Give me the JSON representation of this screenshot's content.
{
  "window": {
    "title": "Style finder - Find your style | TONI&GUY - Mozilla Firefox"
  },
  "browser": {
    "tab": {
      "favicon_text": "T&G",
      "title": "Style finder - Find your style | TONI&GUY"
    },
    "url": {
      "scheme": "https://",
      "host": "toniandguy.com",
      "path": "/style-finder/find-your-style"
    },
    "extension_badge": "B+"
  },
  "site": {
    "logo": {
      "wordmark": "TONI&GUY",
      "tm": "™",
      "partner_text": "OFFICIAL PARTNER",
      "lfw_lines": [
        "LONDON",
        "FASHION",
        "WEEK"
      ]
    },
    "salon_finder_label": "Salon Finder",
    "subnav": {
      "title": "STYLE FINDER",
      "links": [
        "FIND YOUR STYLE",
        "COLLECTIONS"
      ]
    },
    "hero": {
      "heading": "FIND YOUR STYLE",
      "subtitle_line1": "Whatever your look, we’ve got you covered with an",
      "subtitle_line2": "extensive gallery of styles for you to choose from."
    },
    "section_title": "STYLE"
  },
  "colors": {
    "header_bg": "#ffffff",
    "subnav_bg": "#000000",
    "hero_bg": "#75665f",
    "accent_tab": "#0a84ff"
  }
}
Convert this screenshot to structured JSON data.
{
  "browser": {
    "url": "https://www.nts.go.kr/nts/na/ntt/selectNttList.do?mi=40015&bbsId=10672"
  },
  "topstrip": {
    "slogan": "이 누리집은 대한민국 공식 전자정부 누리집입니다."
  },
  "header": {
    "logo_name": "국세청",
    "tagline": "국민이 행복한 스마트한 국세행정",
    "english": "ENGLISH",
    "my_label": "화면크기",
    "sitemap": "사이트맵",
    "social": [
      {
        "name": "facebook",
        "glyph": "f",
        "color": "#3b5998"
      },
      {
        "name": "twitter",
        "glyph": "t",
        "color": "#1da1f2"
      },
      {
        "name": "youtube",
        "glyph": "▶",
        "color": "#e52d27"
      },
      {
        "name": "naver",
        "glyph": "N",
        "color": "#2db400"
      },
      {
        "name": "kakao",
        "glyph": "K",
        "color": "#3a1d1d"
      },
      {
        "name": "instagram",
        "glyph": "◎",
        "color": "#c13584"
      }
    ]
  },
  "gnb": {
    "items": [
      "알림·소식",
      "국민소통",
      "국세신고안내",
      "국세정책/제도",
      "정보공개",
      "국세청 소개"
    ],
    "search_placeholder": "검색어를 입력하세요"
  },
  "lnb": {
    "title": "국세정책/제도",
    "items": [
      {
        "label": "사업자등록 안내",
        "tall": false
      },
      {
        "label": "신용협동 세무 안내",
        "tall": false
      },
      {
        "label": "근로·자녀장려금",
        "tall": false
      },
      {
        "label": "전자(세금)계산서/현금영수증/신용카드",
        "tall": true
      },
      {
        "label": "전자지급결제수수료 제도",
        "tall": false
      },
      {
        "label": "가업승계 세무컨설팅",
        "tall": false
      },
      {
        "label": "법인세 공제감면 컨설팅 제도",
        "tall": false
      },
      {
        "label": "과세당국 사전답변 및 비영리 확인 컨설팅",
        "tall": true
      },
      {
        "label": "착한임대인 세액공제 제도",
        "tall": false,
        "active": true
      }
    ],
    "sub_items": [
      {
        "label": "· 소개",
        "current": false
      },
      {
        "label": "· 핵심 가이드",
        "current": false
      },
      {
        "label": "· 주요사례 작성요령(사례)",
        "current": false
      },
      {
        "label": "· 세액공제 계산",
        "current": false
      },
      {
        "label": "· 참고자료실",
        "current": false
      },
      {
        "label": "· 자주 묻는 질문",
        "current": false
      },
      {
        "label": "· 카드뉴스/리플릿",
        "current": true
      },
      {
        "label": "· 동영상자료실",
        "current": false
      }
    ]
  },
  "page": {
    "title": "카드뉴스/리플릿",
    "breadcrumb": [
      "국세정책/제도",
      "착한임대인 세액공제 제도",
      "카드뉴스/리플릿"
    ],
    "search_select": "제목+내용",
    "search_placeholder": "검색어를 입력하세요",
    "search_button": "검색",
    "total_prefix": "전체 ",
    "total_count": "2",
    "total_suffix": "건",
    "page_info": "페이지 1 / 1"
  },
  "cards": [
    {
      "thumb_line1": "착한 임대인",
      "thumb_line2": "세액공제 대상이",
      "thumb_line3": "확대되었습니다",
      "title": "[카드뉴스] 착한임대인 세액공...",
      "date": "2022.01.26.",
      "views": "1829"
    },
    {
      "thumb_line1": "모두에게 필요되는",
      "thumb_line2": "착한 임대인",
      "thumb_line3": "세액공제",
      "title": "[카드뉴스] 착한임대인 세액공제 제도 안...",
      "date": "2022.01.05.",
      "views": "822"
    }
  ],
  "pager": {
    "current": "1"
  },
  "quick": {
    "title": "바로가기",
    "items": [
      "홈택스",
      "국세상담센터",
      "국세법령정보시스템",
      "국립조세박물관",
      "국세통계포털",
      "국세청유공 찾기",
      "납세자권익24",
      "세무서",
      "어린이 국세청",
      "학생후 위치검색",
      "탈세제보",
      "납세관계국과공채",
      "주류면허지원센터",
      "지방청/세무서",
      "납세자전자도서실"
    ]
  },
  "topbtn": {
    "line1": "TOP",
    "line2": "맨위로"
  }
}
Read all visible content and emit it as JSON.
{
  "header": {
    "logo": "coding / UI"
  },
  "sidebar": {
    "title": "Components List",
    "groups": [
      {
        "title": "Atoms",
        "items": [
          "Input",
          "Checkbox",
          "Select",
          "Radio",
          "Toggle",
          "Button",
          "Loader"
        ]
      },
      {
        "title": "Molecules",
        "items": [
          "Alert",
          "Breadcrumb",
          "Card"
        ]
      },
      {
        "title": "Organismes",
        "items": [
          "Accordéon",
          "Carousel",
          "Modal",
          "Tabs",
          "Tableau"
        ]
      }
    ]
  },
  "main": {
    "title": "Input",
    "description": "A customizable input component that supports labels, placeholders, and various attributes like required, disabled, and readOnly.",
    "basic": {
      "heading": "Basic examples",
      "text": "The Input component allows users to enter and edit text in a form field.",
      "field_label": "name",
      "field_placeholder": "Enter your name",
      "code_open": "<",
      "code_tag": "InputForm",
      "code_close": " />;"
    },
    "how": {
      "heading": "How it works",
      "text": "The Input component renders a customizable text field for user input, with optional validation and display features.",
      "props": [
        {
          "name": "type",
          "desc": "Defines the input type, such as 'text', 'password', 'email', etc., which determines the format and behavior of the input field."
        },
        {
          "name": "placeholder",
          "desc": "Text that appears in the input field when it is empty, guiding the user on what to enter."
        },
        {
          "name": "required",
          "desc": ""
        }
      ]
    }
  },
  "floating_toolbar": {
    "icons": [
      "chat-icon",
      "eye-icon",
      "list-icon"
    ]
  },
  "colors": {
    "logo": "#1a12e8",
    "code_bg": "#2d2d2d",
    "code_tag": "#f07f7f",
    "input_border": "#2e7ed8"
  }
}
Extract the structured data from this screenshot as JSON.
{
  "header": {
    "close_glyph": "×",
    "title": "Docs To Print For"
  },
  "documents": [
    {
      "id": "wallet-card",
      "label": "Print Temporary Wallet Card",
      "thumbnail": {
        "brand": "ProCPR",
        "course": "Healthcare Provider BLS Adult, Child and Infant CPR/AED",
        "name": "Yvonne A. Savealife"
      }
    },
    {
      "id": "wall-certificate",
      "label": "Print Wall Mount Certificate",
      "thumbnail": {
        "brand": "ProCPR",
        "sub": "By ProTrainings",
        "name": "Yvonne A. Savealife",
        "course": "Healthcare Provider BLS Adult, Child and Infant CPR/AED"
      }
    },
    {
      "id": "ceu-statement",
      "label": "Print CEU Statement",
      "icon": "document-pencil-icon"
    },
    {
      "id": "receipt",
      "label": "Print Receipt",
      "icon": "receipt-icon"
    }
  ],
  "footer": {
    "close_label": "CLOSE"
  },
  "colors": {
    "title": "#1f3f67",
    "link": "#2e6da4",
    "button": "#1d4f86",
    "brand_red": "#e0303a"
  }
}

★ ★ ★

## To be done
List all lines from the entries that include the word "with".

## Solution to the exercise
      "subtitle_line1": "Whatever your look, we’ve got you covered with an",
      "text": "The Input component renders a customizable text field for user input, with optional validation and display features.",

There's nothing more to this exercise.